WORK REQUIRED: Select lines where the word "document" appears.
----- DATA PROVIDED
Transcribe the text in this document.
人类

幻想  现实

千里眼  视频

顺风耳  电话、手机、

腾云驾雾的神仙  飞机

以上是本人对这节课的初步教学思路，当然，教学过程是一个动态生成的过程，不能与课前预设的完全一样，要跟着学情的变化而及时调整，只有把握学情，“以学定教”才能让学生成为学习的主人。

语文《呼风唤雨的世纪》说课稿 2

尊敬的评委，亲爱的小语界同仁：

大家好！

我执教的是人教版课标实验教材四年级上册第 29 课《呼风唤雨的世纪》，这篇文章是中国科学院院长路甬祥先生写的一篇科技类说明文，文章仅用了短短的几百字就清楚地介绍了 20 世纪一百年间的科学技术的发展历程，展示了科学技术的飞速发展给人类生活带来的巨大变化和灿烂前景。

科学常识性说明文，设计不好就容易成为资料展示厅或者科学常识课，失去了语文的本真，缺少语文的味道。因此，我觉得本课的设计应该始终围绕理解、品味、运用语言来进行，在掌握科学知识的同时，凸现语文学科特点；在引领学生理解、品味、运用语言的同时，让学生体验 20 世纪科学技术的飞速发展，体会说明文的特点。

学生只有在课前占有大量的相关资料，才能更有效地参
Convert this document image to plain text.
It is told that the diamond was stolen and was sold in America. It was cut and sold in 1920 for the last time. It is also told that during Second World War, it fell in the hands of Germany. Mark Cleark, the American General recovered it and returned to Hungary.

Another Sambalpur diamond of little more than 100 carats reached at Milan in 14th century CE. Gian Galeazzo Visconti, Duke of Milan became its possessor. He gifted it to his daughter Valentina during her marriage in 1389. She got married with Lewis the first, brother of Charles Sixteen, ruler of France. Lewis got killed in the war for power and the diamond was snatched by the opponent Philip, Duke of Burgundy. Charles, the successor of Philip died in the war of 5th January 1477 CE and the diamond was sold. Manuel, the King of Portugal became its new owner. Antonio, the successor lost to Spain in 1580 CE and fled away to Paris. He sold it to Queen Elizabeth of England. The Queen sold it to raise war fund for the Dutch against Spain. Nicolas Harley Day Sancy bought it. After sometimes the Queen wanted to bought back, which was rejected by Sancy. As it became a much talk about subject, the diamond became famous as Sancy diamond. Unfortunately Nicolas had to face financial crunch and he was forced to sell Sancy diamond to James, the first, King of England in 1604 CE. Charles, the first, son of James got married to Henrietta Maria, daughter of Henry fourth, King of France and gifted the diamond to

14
----------
RESULT:
Transcribe the text in this document.
Convert this document image to plain text.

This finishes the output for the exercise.